Aim
Output every line of the material exactly, omitting images.

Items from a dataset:
------------------------------
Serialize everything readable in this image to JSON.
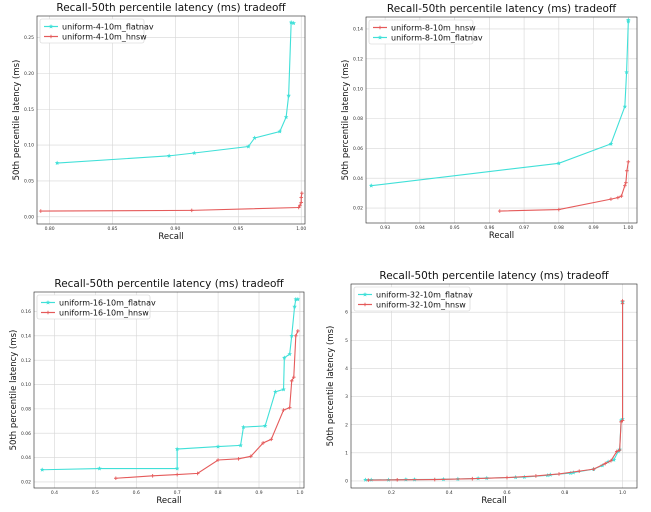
{
  "chart_data": [
    {
      "type": "line",
      "title": "Recall-50th percentile latency (ms) tradeoff",
      "xlabel": "Recall",
      "ylabel": "50th percentile latency (ms)",
      "xlim": [
        0.79,
        1.003
      ],
      "ylim": [
        -0.01,
        0.28
      ],
      "xticks": [
        0.8,
        0.85,
        0.9,
        0.95,
        1.0
      ],
      "xtick_labels": [
        "0.80",
        "0.85",
        "0.90",
        "0.95",
        "1.00"
      ],
      "yticks": [
        0.0,
        0.05,
        0.1,
        0.15,
        0.2,
        0.25
      ],
      "ytick_labels": [
        "0.00",
        "0.05",
        "0.10",
        "0.15",
        "0.20",
        "0.25"
      ],
      "grid": true,
      "legend": "top-left",
      "series": [
        {
          "name": "uniform-4-10m_flatnav",
          "color": "#40e0d8",
          "marker": "star",
          "x": [
            0.806,
            0.895,
            0.915,
            0.958,
            0.963,
            0.983,
            0.988,
            0.99,
            0.992,
            0.994
          ],
          "y": [
            0.075,
            0.085,
            0.089,
            0.098,
            0.11,
            0.119,
            0.139,
            0.169,
            0.271,
            0.27
          ]
        },
        {
          "name": "uniform-4-10m_hnsw",
          "color": "#e55a5a",
          "marker": "plus",
          "x": [
            0.793,
            0.913,
            0.998,
            0.999,
            1.0,
            1.0,
            1.0005
          ],
          "y": [
            0.008,
            0.009,
            0.013,
            0.016,
            0.02,
            0.027,
            0.033
          ]
        }
      ]
    },
    {
      "type": "line",
      "title": "Recall-50th percentile latency (ms) tradeoff",
      "xlabel": "Recall",
      "ylabel": "50th percentile latency (ms)",
      "xlim": [
        0.9245,
        1.0025
      ],
      "ylim": [
        0.01,
        0.148
      ],
      "xticks": [
        0.93,
        0.94,
        0.95,
        0.96,
        0.97,
        0.98,
        0.99,
        1.0
      ],
      "xtick_labels": [
        "0.93",
        "0.94",
        "0.95",
        "0.96",
        "0.97",
        "0.98",
        "0.99",
        "1.00"
      ],
      "yticks": [
        0.02,
        0.04,
        0.06,
        0.08,
        0.1,
        0.12,
        0.14
      ],
      "ytick_labels": [
        "0.02",
        "0.04",
        "0.06",
        "0.08",
        "0.10",
        "0.12",
        "0.14"
      ],
      "grid": true,
      "legend": "top-left",
      "series": [
        {
          "name": "uniform-8-10m_hnsw",
          "color": "#e55a5a",
          "marker": "plus",
          "x": [
            0.963,
            0.98,
            0.995,
            0.997,
            0.998,
            0.999,
            0.9993,
            0.9996,
            1.0
          ],
          "y": [
            0.018,
            0.019,
            0.026,
            0.027,
            0.028,
            0.035,
            0.037,
            0.045,
            0.051
          ]
        },
        {
          "name": "uniform-8-10m_flatnav",
          "color": "#40e0d8",
          "marker": "star",
          "x": [
            0.926,
            0.98,
            0.995,
            0.999,
            0.9995,
            1.0,
            1.0
          ],
          "y": [
            0.035,
            0.05,
            0.063,
            0.088,
            0.111,
            0.145,
            0.146
          ]
        }
      ]
    },
    {
      "type": "line",
      "title": "Recall-50th percentile latency (ms) tradeoff",
      "xlabel": "Recall",
      "ylabel": "50th percentile latency (ms)",
      "xlim": [
        0.35,
        1.01
      ],
      "ylim": [
        0.015,
        0.176
      ],
      "xticks": [
        0.4,
        0.5,
        0.6,
        0.7,
        0.8,
        0.9,
        1.0
      ],
      "xtick_labels": [
        "0.4",
        "0.5",
        "0.6",
        "0.7",
        "0.8",
        "0.9",
        "1.0"
      ],
      "yticks": [
        0.02,
        0.04,
        0.06,
        0.08,
        0.1,
        0.12,
        0.14,
        0.16
      ],
      "ytick_labels": [
        "0.02",
        "0.04",
        "0.06",
        "0.08",
        "0.10",
        "0.12",
        "0.14",
        "0.16"
      ],
      "grid": true,
      "legend": "top-left",
      "series": [
        {
          "name": "uniform-16-10m_flatnav",
          "color": "#40e0d8",
          "marker": "star",
          "x": [
            0.37,
            0.51,
            0.7,
            0.7,
            0.8,
            0.855,
            0.862,
            0.915,
            0.94,
            0.96,
            0.962,
            0.975,
            0.98,
            0.987,
            0.99,
            0.995
          ],
          "y": [
            0.03,
            0.031,
            0.031,
            0.047,
            0.049,
            0.05,
            0.065,
            0.066,
            0.094,
            0.096,
            0.122,
            0.125,
            0.14,
            0.164,
            0.17,
            0.17
          ]
        },
        {
          "name": "uniform-16-10m_hnsw",
          "color": "#e55a5a",
          "marker": "plus",
          "x": [
            0.55,
            0.64,
            0.7,
            0.75,
            0.8,
            0.85,
            0.88,
            0.91,
            0.93,
            0.96,
            0.975,
            0.98,
            0.985,
            0.99,
            0.995
          ],
          "y": [
            0.023,
            0.025,
            0.026,
            0.027,
            0.038,
            0.039,
            0.041,
            0.052,
            0.055,
            0.079,
            0.081,
            0.103,
            0.106,
            0.14,
            0.144
          ]
        }
      ]
    },
    {
      "type": "line",
      "title": "Recall-50th percentile latency (ms) tradeoff",
      "xlabel": "Recall",
      "ylabel": "50th percentile latency (ms)",
      "xlim": [
        0.06,
        1.05
      ],
      "ylim": [
        -0.25,
        7.0
      ],
      "xticks": [
        0.2,
        0.4,
        0.6,
        0.8,
        1.0
      ],
      "xtick_labels": [
        "0.2",
        "0.4",
        "0.6",
        "0.8",
        "1.0"
      ],
      "yticks": [
        0,
        1,
        2,
        3,
        4,
        5,
        6
      ],
      "ytick_labels": [
        "0",
        "1",
        "2",
        "3",
        "4",
        "5",
        "6"
      ],
      "grid": true,
      "legend": "top-left",
      "series": [
        {
          "name": "uniform-32-10m_flatnav",
          "color": "#40e0d8",
          "marker": "star",
          "x": [
            0.11,
            0.13,
            0.19,
            0.25,
            0.28,
            0.38,
            0.43,
            0.5,
            0.53,
            0.63,
            0.66,
            0.74,
            0.75,
            0.82,
            0.83,
            0.9,
            0.93,
            0.95,
            0.97,
            0.985,
            0.99,
            0.995,
            1.0,
            1.0
          ],
          "y": [
            0.04,
            0.04,
            0.04,
            0.05,
            0.05,
            0.06,
            0.07,
            0.09,
            0.1,
            0.13,
            0.14,
            0.2,
            0.22,
            0.28,
            0.3,
            0.42,
            0.55,
            0.68,
            0.75,
            1.05,
            1.12,
            2.15,
            2.2,
            6.35
          ]
        },
        {
          "name": "uniform-32-10m_hnsw",
          "color": "#e55a5a",
          "marker": "plus",
          "x": [
            0.12,
            0.22,
            0.35,
            0.48,
            0.6,
            0.7,
            0.78,
            0.85,
            0.9,
            0.94,
            0.96,
            0.98,
            0.99,
            0.995,
            1.0,
            1.0,
            1.0
          ],
          "y": [
            0.03,
            0.04,
            0.05,
            0.08,
            0.12,
            0.18,
            0.25,
            0.35,
            0.42,
            0.62,
            0.72,
            1.05,
            1.1,
            2.1,
            2.15,
            6.3,
            6.4
          ]
        }
      ]
    }
  ]
}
------------------------------
Final answer
Serialize everything readable in this image to JSON.
{
  "chart_data": [
    {
      "type": "line",
      "title": "Recall-50th percentile latency (ms) tradeoff",
      "xlabel": "Recall",
      "ylabel": "50th percentile latency (ms)",
      "xlim": [
        0.79,
        1.003
      ],
      "ylim": [
        -0.01,
        0.28
      ],
      "xticks": [
        0.8,
        0.85,
        0.9,
        0.95,
        1.0
      ],
      "xtick_labels": [
        "0.80",
        "0.85",
        "0.90",
        "0.95",
        "1.00"
      ],
      "yticks": [
        0.0,
        0.05,
        0.1,
        0.15,
        0.2,
        0.25
      ],
      "ytick_labels": [
        "0.00",
        "0.05",
        "0.10",
        "0.15",
        "0.20",
        "0.25"
      ],
      "grid": true,
      "legend": "top-left",
      "series": [
        {
          "name": "uniform-4-10m_flatnav",
          "color": "#40e0d8",
          "marker": "star",
          "x": [
            0.806,
            0.895,
            0.915,
            0.958,
            0.963,
            0.983,
            0.988,
            0.99,
            0.992,
            0.994
          ],
          "y": [
            0.075,
            0.085,
            0.089,
            0.098,
            0.11,
            0.119,
            0.139,
            0.169,
            0.271,
            0.27
          ]
        },
        {
          "name": "uniform-4-10m_hnsw",
          "color": "#e55a5a",
          "marker": "plus",
          "x": [
            0.793,
            0.913,
            0.998,
            0.999,
            1.0,
            1.0,
            1.0005
          ],
          "y": [
            0.008,
            0.009,
            0.013,
            0.016,
            0.02,
            0.027,
            0.033
          ]
        }
      ]
    },
    {
      "type": "line",
      "title": "Recall-50th percentile latency (ms) tradeoff",
      "xlabel": "Recall",
      "ylabel": "50th percentile latency (ms)",
      "xlim": [
        0.9245,
        1.0025
      ],
      "ylim": [
        0.01,
        0.148
      ],
      "xticks": [
        0.93,
        0.94,
        0.95,
        0.96,
        0.97,
        0.98,
        0.99,
        1.0
      ],
      "xtick_labels": [
        "0.93",
        "0.94",
        "0.95",
        "0.96",
        "0.97",
        "0.98",
        "0.99",
        "1.00"
      ],
      "yticks": [
        0.02,
        0.04,
        0.06,
        0.08,
        0.1,
        0.12,
        0.14
      ],
      "ytick_labels": [
        "0.02",
        "0.04",
        "0.06",
        "0.08",
        "0.10",
        "0.12",
        "0.14"
      ],
      "grid": true,
      "legend": "top-left",
      "series": [
        {
          "name": "uniform-8-10m_hnsw",
          "color": "#e55a5a",
          "marker": "plus",
          "x": [
            0.963,
            0.98,
            0.995,
            0.997,
            0.998,
            0.999,
            0.9993,
            0.9996,
            1.0
          ],
          "y": [
            0.018,
            0.019,
            0.026,
            0.027,
            0.028,
            0.035,
            0.037,
            0.045,
            0.051
          ]
        },
        {
          "name": "uniform-8-10m_flatnav",
          "color": "#40e0d8",
          "marker": "star",
          "x": [
            0.926,
            0.98,
            0.995,
            0.999,
            0.9995,
            1.0,
            1.0
          ],
          "y": [
            0.035,
            0.05,
            0.063,
            0.088,
            0.111,
            0.145,
            0.146
          ]
        }
      ]
    },
    {
      "type": "line",
      "title": "Recall-50th percentile latency (ms) tradeoff",
      "xlabel": "Recall",
      "ylabel": "50th percentile latency (ms)",
      "xlim": [
        0.35,
        1.01
      ],
      "ylim": [
        0.015,
        0.176
      ],
      "xticks": [
        0.4,
        0.5,
        0.6,
        0.7,
        0.8,
        0.9,
        1.0
      ],
      "xtick_labels": [
        "0.4",
        "0.5",
        "0.6",
        "0.7",
        "0.8",
        "0.9",
        "1.0"
      ],
      "yticks": [
        0.02,
        0.04,
        0.06,
        0.08,
        0.1,
        0.12,
        0.14,
        0.16
      ],
      "ytick_labels": [
        "0.02",
        "0.04",
        "0.06",
        "0.08",
        "0.10",
        "0.12",
        "0.14",
        "0.16"
      ],
      "grid": true,
      "legend": "top-left",
      "series": [
        {
          "name": "uniform-16-10m_flatnav",
          "color": "#40e0d8",
          "marker": "star",
          "x": [
            0.37,
            0.51,
            0.7,
            0.7,
            0.8,
            0.855,
            0.862,
            0.915,
            0.94,
            0.96,
            0.962,
            0.975,
            0.98,
            0.987,
            0.99,
            0.995
          ],
          "y": [
            0.03,
            0.031,
            0.031,
            0.047,
            0.049,
            0.05,
            0.065,
            0.066,
            0.094,
            0.096,
            0.122,
            0.125,
            0.14,
            0.164,
            0.17,
            0.17
          ]
        },
        {
          "name": "uniform-16-10m_hnsw",
          "color": "#e55a5a",
          "marker": "plus",
          "x": [
            0.55,
            0.64,
            0.7,
            0.75,
            0.8,
            0.85,
            0.88,
            0.91,
            0.93,
            0.96,
            0.975,
            0.98,
            0.985,
            0.99,
            0.995
          ],
          "y": [
            0.023,
            0.025,
            0.026,
            0.027,
            0.038,
            0.039,
            0.041,
            0.052,
            0.055,
            0.079,
            0.081,
            0.103,
            0.106,
            0.14,
            0.144
          ]
        }
      ]
    },
    {
      "type": "line",
      "title": "Recall-50th percentile latency (ms) tradeoff",
      "xlabel": "Recall",
      "ylabel": "50th percentile latency (ms)",
      "xlim": [
        0.06,
        1.05
      ],
      "ylim": [
        -0.25,
        7.0
      ],
      "xticks": [
        0.2,
        0.4,
        0.6,
        0.8,
        1.0
      ],
      "xtick_labels": [
        "0.2",
        "0.4",
        "0.6",
        "0.8",
        "1.0"
      ],
      "yticks": [
        0,
        1,
        2,
        3,
        4,
        5,
        6
      ],
      "ytick_labels": [
        "0",
        "1",
        "2",
        "3",
        "4",
        "5",
        "6"
      ],
      "grid": true,
      "legend": "top-left",
      "series": [
        {
          "name": "uniform-32-10m_flatnav",
          "color": "#40e0d8",
          "marker": "star",
          "x": [
            0.11,
            0.13,
            0.19,
            0.25,
            0.28,
            0.38,
            0.43,
            0.5,
            0.53,
            0.63,
            0.66,
            0.74,
            0.75,
            0.82,
            0.83,
            0.9,
            0.93,
            0.95,
            0.97,
            0.985,
            0.99,
            0.995,
            1.0,
            1.0
          ],
          "y": [
            0.04,
            0.04,
            0.04,
            0.05,
            0.05,
            0.06,
            0.07,
            0.09,
            0.1,
            0.13,
            0.14,
            0.2,
            0.22,
            0.28,
            0.3,
            0.42,
            0.55,
            0.68,
            0.75,
            1.05,
            1.12,
            2.15,
            2.2,
            6.35
          ]
        },
        {
          "name": "uniform-32-10m_hnsw",
          "color": "#e55a5a",
          "marker": "plus",
          "x": [
            0.12,
            0.22,
            0.35,
            0.48,
            0.6,
            0.7,
            0.78,
            0.85,
            0.9,
            0.94,
            0.96,
            0.98,
            0.99,
            0.995,
            1.0,
            1.0,
            1.0
          ],
          "y": [
            0.03,
            0.04,
            0.05,
            0.08,
            0.12,
            0.18,
            0.25,
            0.35,
            0.42,
            0.62,
            0.72,
            1.05,
            1.1,
            2.1,
            2.15,
            6.3,
            6.4
          ]
        }
      ]
    }
  ]
}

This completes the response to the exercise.